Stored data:
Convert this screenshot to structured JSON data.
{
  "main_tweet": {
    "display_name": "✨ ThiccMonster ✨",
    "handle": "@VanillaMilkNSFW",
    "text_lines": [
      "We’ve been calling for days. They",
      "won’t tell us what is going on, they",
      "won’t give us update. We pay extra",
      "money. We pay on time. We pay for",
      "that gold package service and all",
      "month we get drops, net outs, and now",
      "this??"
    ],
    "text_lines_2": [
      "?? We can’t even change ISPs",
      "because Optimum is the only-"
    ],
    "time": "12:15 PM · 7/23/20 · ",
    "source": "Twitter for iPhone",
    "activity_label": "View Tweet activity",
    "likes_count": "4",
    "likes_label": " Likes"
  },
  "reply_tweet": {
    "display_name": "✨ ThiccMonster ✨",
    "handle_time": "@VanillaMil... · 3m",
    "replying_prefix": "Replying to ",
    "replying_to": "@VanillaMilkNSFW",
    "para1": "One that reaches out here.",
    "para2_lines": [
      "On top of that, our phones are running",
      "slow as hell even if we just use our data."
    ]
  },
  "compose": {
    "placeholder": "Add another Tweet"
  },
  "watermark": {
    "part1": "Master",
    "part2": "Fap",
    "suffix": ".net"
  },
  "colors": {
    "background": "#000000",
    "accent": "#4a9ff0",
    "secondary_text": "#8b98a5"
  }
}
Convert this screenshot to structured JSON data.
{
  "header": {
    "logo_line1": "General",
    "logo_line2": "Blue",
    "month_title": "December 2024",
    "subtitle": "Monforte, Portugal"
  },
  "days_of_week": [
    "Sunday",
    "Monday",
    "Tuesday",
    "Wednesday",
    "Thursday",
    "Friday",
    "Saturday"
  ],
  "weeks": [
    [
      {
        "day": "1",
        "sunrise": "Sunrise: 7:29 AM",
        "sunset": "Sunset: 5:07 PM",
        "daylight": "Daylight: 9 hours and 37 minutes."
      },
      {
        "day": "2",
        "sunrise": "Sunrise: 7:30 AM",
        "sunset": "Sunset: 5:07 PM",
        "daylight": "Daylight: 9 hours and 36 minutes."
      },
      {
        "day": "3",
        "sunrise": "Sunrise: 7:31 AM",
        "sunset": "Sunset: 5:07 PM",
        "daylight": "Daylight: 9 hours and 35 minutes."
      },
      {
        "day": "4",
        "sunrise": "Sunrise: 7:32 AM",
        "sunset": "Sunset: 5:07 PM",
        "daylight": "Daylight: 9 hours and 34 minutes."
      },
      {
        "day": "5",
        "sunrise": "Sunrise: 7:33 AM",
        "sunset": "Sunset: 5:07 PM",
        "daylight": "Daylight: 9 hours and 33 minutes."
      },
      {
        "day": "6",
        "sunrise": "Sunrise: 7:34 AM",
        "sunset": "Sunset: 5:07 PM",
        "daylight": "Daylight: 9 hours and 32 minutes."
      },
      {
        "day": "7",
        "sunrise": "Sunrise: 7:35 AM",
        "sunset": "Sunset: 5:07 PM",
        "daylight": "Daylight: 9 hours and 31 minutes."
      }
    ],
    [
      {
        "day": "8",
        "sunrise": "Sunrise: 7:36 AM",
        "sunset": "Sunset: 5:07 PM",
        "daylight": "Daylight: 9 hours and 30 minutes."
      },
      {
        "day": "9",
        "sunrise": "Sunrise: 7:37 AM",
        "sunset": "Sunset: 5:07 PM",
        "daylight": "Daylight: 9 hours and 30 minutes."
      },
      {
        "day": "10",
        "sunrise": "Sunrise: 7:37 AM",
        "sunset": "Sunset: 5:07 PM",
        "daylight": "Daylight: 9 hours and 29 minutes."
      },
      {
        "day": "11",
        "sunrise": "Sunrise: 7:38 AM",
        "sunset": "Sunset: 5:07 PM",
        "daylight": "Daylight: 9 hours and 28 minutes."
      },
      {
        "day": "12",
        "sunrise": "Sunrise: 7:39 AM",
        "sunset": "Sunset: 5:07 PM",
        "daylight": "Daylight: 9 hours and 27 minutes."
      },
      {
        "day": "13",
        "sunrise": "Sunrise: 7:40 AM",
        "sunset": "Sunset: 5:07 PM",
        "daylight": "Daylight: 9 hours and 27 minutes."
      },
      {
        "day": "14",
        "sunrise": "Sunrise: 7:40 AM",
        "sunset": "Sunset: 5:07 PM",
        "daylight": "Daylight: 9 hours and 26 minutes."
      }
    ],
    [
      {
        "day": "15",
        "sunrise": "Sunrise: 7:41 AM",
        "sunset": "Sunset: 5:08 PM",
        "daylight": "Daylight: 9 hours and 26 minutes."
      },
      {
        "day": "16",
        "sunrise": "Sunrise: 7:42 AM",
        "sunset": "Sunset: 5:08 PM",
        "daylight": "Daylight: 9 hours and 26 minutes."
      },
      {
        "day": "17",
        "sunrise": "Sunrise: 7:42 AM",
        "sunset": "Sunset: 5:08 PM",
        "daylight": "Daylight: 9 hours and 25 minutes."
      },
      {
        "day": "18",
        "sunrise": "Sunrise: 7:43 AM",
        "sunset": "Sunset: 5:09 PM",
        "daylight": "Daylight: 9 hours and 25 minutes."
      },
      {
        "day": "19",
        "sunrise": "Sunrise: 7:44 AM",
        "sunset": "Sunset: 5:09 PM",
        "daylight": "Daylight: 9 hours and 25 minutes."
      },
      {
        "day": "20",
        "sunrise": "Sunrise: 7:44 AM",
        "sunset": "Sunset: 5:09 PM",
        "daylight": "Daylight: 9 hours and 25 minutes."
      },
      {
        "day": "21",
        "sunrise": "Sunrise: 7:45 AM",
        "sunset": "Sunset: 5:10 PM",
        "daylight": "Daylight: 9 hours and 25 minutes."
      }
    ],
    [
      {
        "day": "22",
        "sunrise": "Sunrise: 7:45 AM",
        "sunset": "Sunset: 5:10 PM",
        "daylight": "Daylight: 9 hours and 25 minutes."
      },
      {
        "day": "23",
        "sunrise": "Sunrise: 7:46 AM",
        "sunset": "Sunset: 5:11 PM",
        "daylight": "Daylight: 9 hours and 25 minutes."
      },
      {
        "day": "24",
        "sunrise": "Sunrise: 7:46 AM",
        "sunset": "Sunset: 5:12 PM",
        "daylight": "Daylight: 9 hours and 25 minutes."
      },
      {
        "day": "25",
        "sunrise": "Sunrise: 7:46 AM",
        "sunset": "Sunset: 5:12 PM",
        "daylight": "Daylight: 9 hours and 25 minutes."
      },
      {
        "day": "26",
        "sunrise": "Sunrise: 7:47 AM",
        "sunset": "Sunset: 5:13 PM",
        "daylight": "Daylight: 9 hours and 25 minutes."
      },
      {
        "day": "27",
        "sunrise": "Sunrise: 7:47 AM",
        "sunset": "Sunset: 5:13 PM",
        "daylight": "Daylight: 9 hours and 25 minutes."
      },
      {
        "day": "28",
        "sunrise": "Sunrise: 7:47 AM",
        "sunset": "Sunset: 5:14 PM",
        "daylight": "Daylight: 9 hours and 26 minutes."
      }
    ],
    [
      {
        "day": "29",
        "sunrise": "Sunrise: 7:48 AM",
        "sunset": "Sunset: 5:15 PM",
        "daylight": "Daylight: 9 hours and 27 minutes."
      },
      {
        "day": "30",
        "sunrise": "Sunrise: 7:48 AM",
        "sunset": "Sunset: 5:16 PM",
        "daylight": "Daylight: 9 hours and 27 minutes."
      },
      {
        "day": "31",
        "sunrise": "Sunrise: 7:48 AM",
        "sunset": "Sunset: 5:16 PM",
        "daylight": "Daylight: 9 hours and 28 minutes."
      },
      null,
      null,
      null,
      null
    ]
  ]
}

▶ Given task:
Your task is to retype all of the records exactly.

▶ Answer to this problem:
Convert this screenshot to structured JSON data.
{
  "main_tweet": {
    "display_name": "✨ ThiccMonster ✨",
    "handle": "@VanillaMilkNSFW",
    "text_lines": [
      "We’ve been calling for days. They",
      "won’t tell us what is going on, they",
      "won’t give us update. We pay extra",
      "money. We pay on time. We pay for",
      "that gold package service and all",
      "month we get drops, net outs, and now",
      "this??"
    ],
    "text_lines_2": [
      "?? We can’t even change ISPs",
      "because Optimum is the only-"
    ],
    "time": "12:15 PM · 7/23/20 · ",
    "source": "Twitter for iPhone",
    "activity_label": "View Tweet activity",
    "likes_count": "4",
    "likes_label": " Likes"
  },
  "reply_tweet": {
    "display_name": "✨ ThiccMonster ✨",
    "handle_time": "@VanillaMil... · 3m",
    "replying_prefix": "Replying to ",
    "replying_to": "@VanillaMilkNSFW",
    "para1": "One that reaches out here.",
    "para2_lines": [
      "On top of that, our phones are running",
      "slow as hell even if we just use our data."
    ]
  },
  "compose": {
    "placeholder": "Add another Tweet"
  },
  "watermark": {
    "part1": "Master",
    "part2": "Fap",
    "suffix": ".net"
  },
  "colors": {
    "background": "#000000",
    "accent": "#4a9ff0",
    "secondary_text": "#8b98a5"
  }
}
Convert this screenshot to structured JSON data.
{
  "header": {
    "logo_line1": "General",
    "logo_line2": "Blue",
    "month_title": "December 2024",
    "subtitle": "Monforte, Portugal"
  },
  "days_of_week": [
    "Sunday",
    "Monday",
    "Tuesday",
    "Wednesday",
    "Thursday",
    "Friday",
    "Saturday"
  ],
  "weeks": [
    [
      {
        "day": "1",
        "sunrise": "Sunrise: 7:29 AM",
        "sunset": "Sunset: 5:07 PM",
        "daylight": "Daylight: 9 hours and 37 minutes."
      },
      {
        "day": "2",
        "sunrise": "Sunrise: 7:30 AM",
        "sunset": "Sunset: 5:07 PM",
        "daylight": "Daylight: 9 hours and 36 minutes."
      },
      {
        "day": "3",
        "sunrise": "Sunrise: 7:31 AM",
        "sunset": "Sunset: 5:07 PM",
        "daylight": "Daylight: 9 hours and 35 minutes."
      },
      {
        "day": "4",
        "sunrise": "Sunrise: 7:32 AM",
        "sunset": "Sunset: 5:07 PM",
        "daylight": "Daylight: 9 hours and 34 minutes."
      },
      {
        "day": "5",
        "sunrise": "Sunrise: 7:33 AM",
        "sunset": "Sunset: 5:07 PM",
        "daylight": "Daylight: 9 hours and 33 minutes."
      },
      {
        "day": "6",
        "sunrise": "Sunrise: 7:34 AM",
        "sunset": "Sunset: 5:07 PM",
        "daylight": "Daylight: 9 hours and 32 minutes."
      },
      {
        "day": "7",
        "sunrise": "Sunrise: 7:35 AM",
        "sunset": "Sunset: 5:07 PM",
        "daylight": "Daylight: 9 hours and 31 minutes."
      }
    ],
    [
      {
        "day": "8",
        "sunrise": "Sunrise: 7:36 AM",
        "sunset": "Sunset: 5:07 PM",
        "daylight": "Daylight: 9 hours and 30 minutes."
      },
      {
        "day": "9",
        "sunrise": "Sunrise: 7:37 AM",
        "sunset": "Sunset: 5:07 PM",
        "daylight": "Daylight: 9 hours and 30 minutes."
      },
      {
        "day": "10",
        "sunrise": "Sunrise: 7:37 AM",
        "sunset": "Sunset: 5:07 PM",
        "daylight": "Daylight: 9 hours and 29 minutes."
      },
      {
        "day": "11",
        "sunrise": "Sunrise: 7:38 AM",
        "sunset": "Sunset: 5:07 PM",
        "daylight": "Daylight: 9 hours and 28 minutes."
      },
      {
        "day": "12",
        "sunrise": "Sunrise: 7:39 AM",
        "sunset": "Sunset: 5:07 PM",
        "daylight": "Daylight: 9 hours and 27 minutes."
      },
      {
        "day": "13",
        "sunrise": "Sunrise: 7:40 AM",
        "sunset": "Sunset: 5:07 PM",
        "daylight": "Daylight: 9 hours and 27 minutes."
      },
      {
        "day": "14",
        "sunrise": "Sunrise: 7:40 AM",
        "sunset": "Sunset: 5:07 PM",
        "daylight": "Daylight: 9 hours and 26 minutes."
      }
    ],
    [
      {
        "day": "15",
        "sunrise": "Sunrise: 7:41 AM",
        "sunset": "Sunset: 5:08 PM",
        "daylight": "Daylight: 9 hours and 26 minutes."
      },
      {
        "day": "16",
        "sunrise": "Sunrise: 7:42 AM",
        "sunset": "Sunset: 5:08 PM",
        "daylight": "Daylight: 9 hours and 26 minutes."
      },
      {
        "day": "17",
        "sunrise": "Sunrise: 7:42 AM",
        "sunset": "Sunset: 5:08 PM",
        "daylight": "Daylight: 9 hours and 25 minutes."
      },
      {
        "day": "18",
        "sunrise": "Sunrise: 7:43 AM",
        "sunset": "Sunset: 5:09 PM",
        "daylight": "Daylight: 9 hours and 25 minutes."
      },
      {
        "day": "19",
        "sunrise": "Sunrise: 7:44 AM",
        "sunset": "Sunset: 5:09 PM",
        "daylight": "Daylight: 9 hours and 25 minutes."
      },
      {
        "day": "20",
        "sunrise": "Sunrise: 7:44 AM",
        "sunset": "Sunset: 5:09 PM",
        "daylight": "Daylight: 9 hours and 25 minutes."
      },
      {
        "day": "21",
        "sunrise": "Sunrise: 7:45 AM",
        "sunset": "Sunset: 5:10 PM",
        "daylight": "Daylight: 9 hours and 25 minutes."
      }
    ],
    [
      {
        "day": "22",
        "sunrise": "Sunrise: 7:45 AM",
        "sunset": "Sunset: 5:10 PM",
        "daylight": "Daylight: 9 hours and 25 minutes."
      },
      {
        "day": "23",
        "sunrise": "Sunrise: 7:46 AM",
        "sunset": "Sunset: 5:11 PM",
        "daylight": "Daylight: 9 hours and 25 minutes."
      },
      {
        "day": "24",
        "sunrise": "Sunrise: 7:46 AM",
        "sunset": "Sunset: 5:12 PM",
        "daylight": "Daylight: 9 hours and 25 minutes."
      },
      {
        "day": "25",
        "sunrise": "Sunrise: 7:46 AM",
        "sunset": "Sunset: 5:12 PM",
        "daylight": "Daylight: 9 hours and 25 minutes."
      },
      {
        "day": "26",
        "sunrise": "Sunrise: 7:47 AM",
        "sunset": "Sunset: 5:13 PM",
        "daylight": "Daylight: 9 hours and 25 minutes."
      },
      {
        "day": "27",
        "sunrise": "Sunrise: 7:47 AM",
        "sunset": "Sunset: 5:13 PM",
        "daylight": "Daylight: 9 hours and 25 minutes."
      },
      {
        "day": "28",
        "sunrise": "Sunrise: 7:47 AM",
        "sunset": "Sunset: 5:14 PM",
        "daylight": "Daylight: 9 hours and 26 minutes."
      }
    ],
    [
      {
        "day": "29",
        "sunrise": "Sunrise: 7:48 AM",
        "sunset": "Sunset: 5:15 PM",
        "daylight": "Daylight: 9 hours and 27 minutes."
      },
      {
        "day": "30",
        "sunrise": "Sunrise: 7:48 AM",
        "sunset": "Sunset: 5:16 PM",
        "daylight": "Daylight: 9 hours and 27 minutes."
      },
      {
        "day": "31",
        "sunrise": "Sunrise: 7:48 AM",
        "sunset": "Sunset: 5:16 PM",
        "daylight": "Daylight: 9 hours and 28 minutes."
      },
      null,
      null,
      null,
      null
    ]
  ]
}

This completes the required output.